Gather every line that includes the word "Settings", please.
-- begin RECORDS PROVIDED --
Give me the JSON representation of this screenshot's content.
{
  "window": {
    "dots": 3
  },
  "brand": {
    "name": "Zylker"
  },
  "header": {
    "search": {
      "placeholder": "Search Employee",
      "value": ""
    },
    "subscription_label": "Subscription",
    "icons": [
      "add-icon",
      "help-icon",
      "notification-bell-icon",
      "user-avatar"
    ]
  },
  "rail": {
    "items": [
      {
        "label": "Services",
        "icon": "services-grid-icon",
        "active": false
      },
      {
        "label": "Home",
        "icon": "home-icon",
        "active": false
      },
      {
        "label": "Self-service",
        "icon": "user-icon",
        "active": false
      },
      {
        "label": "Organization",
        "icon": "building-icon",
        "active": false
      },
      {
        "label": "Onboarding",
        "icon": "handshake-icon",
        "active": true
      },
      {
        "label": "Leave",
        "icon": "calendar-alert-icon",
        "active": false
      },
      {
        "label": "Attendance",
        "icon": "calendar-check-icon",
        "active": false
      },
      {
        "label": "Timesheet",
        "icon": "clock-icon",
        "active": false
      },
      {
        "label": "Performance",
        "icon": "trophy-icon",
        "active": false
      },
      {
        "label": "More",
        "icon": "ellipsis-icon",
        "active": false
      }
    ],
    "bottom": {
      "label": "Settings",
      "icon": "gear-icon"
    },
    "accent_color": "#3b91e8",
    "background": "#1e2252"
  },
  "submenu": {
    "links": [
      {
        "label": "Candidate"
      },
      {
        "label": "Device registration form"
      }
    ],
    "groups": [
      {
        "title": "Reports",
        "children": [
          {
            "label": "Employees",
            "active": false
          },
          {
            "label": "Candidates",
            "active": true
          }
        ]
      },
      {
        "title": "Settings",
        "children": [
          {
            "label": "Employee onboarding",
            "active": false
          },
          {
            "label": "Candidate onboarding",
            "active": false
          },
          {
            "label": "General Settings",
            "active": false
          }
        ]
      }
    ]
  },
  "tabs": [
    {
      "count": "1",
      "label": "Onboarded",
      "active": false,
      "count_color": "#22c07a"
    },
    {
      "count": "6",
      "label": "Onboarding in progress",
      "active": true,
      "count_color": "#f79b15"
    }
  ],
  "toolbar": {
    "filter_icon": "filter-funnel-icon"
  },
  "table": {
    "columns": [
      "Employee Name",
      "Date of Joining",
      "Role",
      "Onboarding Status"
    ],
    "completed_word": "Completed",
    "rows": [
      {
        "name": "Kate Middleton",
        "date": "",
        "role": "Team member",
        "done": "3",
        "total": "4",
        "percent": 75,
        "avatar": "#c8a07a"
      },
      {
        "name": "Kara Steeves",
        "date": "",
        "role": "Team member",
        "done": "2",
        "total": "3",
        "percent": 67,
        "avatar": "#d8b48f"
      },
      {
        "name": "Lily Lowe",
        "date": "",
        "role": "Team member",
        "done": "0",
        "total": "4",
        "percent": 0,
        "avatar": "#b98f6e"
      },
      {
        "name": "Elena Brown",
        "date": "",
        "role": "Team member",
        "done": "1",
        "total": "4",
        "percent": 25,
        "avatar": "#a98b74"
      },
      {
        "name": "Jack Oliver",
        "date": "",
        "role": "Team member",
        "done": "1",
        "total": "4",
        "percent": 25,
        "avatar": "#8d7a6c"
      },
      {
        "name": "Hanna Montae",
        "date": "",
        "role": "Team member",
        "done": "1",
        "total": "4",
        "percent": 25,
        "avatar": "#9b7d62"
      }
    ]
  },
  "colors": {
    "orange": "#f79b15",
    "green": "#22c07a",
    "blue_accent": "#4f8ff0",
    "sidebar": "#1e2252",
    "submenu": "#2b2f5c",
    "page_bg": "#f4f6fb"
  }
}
-- end RECORDS PROVIDED --
### RESULT FOR THIS EXERCISE:
      "label": "Settings",
        "title": "Settings",
            "label": "General Settings",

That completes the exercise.